╭─ Dataset content

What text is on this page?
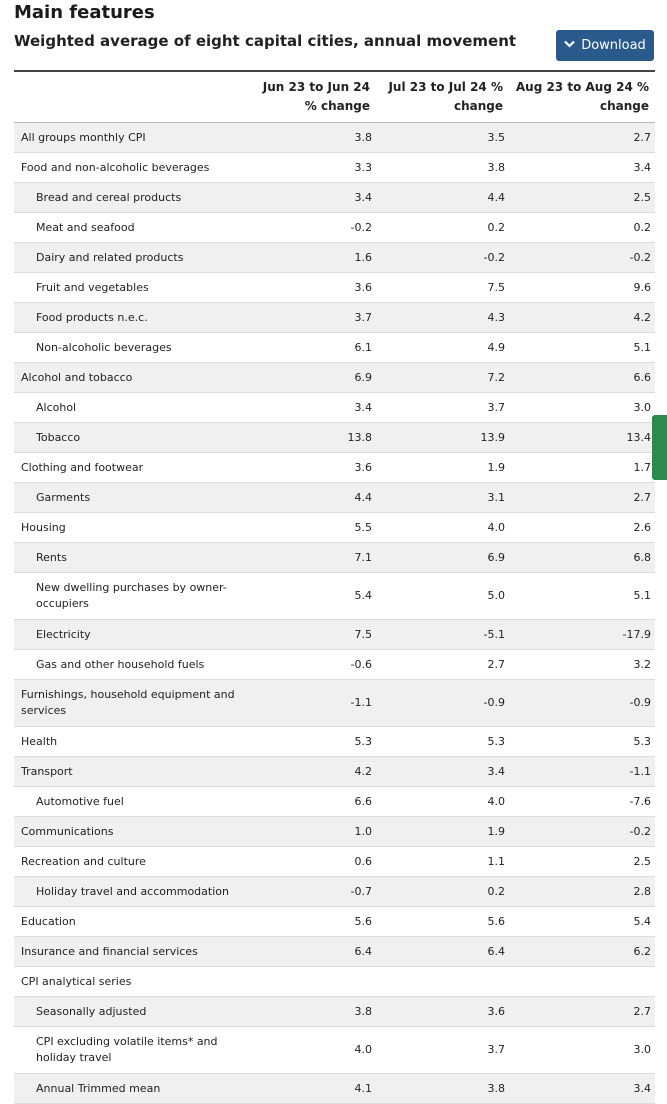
Main features
Weighted average of eight capital cities, annual movement	Download
	Jun 23 to Jun 24 % change	Jul 23 to Jul 24 % change	Aug 23 to Aug 24 % change
All groups monthly CPI	3.8	3.5	2.7
Food and non-alcoholic beverages	3.3	3.8	3.4
Bread and cereal products	3.4	4.4	2.5
Meat and seafood	-0.2	0.2	0.2
Dairy and related products	1.6	-0.2	-0.2
Fruit and vegetables	3.6	7.5	9.6
Food products n.e.c.	3.7	4.3	4.2
Non-alcoholic beverages	6.1	4.9	5.1
Alcohol and tobacco	6.9	7.2	6.6
Alcohol	3.4	3.7	3.0
Tobacco	13.8	13.9	13.4
Clothing and footwear	3.6	1.9	1.7
Garments	4.4	3.1	2.7
Housing	5.5	4.0	2.6
Rents	7.1	6.9	6.8
New dwelling purchases by owner-occupiers	5.4	5.0	5.1
Electricity	7.5	-5.1	-17.9
Gas and other household fuels	-0.6	2.7	3.2
Furnishings, household equipment and services	-1.1	-0.9	-0.9
Health	5.3	5.3	5.3
Transport	4.2	3.4	-1.1
Automotive fuel	6.6	4.0	-7.6
Communications	1.0	1.9	-0.2
Recreation and culture	0.6	1.1	2.5
Holiday travel and accommodation	-0.7	0.2	2.8
Education	5.6	5.6	5.4
Insurance and financial services	6.4	6.4	6.2
CPI analytical series			
Seasonally adjusted	3.8	3.6	2.7
CPI excluding volatile items* and holiday travel	4.0	3.7	3.0
Annual Trimmed mean	4.1	3.8	3.4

╰─

Strip out the pictures and quote the remaining data word for word.

■ Response to this exercise:
What text is on this page?
Main features
Weighted average of eight capital cities, annual movement	Download
	Jun 23 to Jun 24 % change	Jul 23 to Jul 24 % change	Aug 23 to Aug 24 % change
All groups monthly CPI	3.8	3.5	2.7
Food and non-alcoholic beverages	3.3	3.8	3.4
Bread and cereal products	3.4	4.4	2.5
Meat and seafood	-0.2	0.2	0.2
Dairy and related products	1.6	-0.2	-0.2
Fruit and vegetables	3.6	7.5	9.6
Food products n.e.c.	3.7	4.3	4.2
Non-alcoholic beverages	6.1	4.9	5.1
Alcohol and tobacco	6.9	7.2	6.6
Alcohol	3.4	3.7	3.0
Tobacco	13.8	13.9	13.4
Clothing and footwear	3.6	1.9	1.7
Garments	4.4	3.1	2.7
Housing	5.5	4.0	2.6
Rents	7.1	6.9	6.8
New dwelling purchases by owner-occupiers	5.4	5.0	5.1
Electricity	7.5	-5.1	-17.9
Gas and other household fuels	-0.6	2.7	3.2
Furnishings, household equipment and services	-1.1	-0.9	-0.9
Health	5.3	5.3	5.3
Transport	4.2	3.4	-1.1
Automotive fuel	6.6	4.0	-7.6
Communications	1.0	1.9	-0.2
Recreation and culture	0.6	1.1	2.5
Holiday travel and accommodation	-0.7	0.2	2.8
Education	5.6	5.6	5.4
Insurance and financial services	6.4	6.4	6.2
CPI analytical series			
Seasonally adjusted	3.8	3.6	2.7
CPI excluding volatile items* and holiday travel	4.0	3.7	3.0
Annual Trimmed mean	4.1	3.8	3.4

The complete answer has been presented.